** START OF DATA LISTING **
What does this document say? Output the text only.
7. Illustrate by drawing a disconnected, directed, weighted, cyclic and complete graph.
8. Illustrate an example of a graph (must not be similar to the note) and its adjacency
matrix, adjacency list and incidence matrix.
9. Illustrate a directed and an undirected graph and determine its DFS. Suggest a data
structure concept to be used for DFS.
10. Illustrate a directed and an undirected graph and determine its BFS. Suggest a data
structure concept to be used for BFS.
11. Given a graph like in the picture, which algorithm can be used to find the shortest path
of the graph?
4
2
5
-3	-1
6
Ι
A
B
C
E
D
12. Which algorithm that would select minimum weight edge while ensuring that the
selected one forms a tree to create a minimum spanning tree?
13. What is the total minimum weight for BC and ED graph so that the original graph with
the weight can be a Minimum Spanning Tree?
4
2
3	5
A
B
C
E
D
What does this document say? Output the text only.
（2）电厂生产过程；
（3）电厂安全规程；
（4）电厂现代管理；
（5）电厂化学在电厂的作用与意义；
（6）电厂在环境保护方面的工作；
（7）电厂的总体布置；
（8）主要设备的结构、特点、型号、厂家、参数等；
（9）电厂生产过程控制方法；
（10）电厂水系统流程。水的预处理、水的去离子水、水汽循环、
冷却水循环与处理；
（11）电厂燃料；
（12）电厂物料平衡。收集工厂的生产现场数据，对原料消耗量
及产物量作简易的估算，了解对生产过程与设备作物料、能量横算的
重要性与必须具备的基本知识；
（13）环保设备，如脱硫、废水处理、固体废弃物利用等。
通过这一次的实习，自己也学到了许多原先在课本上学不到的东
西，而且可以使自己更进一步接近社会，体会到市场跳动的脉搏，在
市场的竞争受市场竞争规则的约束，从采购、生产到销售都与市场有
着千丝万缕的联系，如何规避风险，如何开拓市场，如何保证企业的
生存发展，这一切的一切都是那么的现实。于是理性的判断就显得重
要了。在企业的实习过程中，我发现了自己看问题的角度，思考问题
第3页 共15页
** END OF DATA LISTING **
> [BRIEF] Exactly as written, please output every entry.

> [SOLUTION FOR THIS TASK]
What does this document say? Output the text only.
7. Illustrate by drawing a disconnected, directed, weighted, cyclic and complete graph.
8. Illustrate an example of a graph (must not be similar to the note) and its adjacency
matrix, adjacency list and incidence matrix.
9. Illustrate a directed and an undirected graph and determine its DFS. Suggest a data
structure concept to be used for DFS.
10. Illustrate a directed and an undirected graph and determine its BFS. Suggest a data
structure concept to be used for BFS.
11. Given a graph like in the picture, which algorithm can be used to find the shortest path
of the graph?
4
2
5
-3	-1
6
Ι
A
B
C
E
D
12. Which algorithm that would select minimum weight edge while ensuring that the
selected one forms a tree to create a minimum spanning tree?
13. What is the total minimum weight for BC and ED graph so that the original graph with
the weight can be a Minimum Spanning Tree?
4
2
3	5
A
B
C
E
D
What does this document say? Output the text only.
（2）电厂生产过程；
（3）电厂安全规程；
（4）电厂现代管理；
（5）电厂化学在电厂的作用与意义；
（6）电厂在环境保护方面的工作；
（7）电厂的总体布置；
（8）主要设备的结构、特点、型号、厂家、参数等；
（9）电厂生产过程控制方法；
（10）电厂水系统流程。水的预处理、水的去离子水、水汽循环、
冷却水循环与处理；
（11）电厂燃料；
（12）电厂物料平衡。收集工厂的生产现场数据，对原料消耗量
及产物量作简易的估算，了解对生产过程与设备作物料、能量横算的
重要性与必须具备的基本知识；
（13）环保设备，如脱硫、废水处理、固体废弃物利用等。
通过这一次的实习，自己也学到了许多原先在课本上学不到的东
西，而且可以使自己更进一步接近社会，体会到市场跳动的脉搏，在
市场的竞争受市场竞争规则的约束，从采购、生产到销售都与市场有
着千丝万缕的联系，如何规避风险，如何开拓市场，如何保证企业的
生存发展，这一切的一切都是那么的现实。于是理性的判断就显得重
要了。在企业的实习过程中，我发现了自己看问题的角度，思考问题
第3页 共15页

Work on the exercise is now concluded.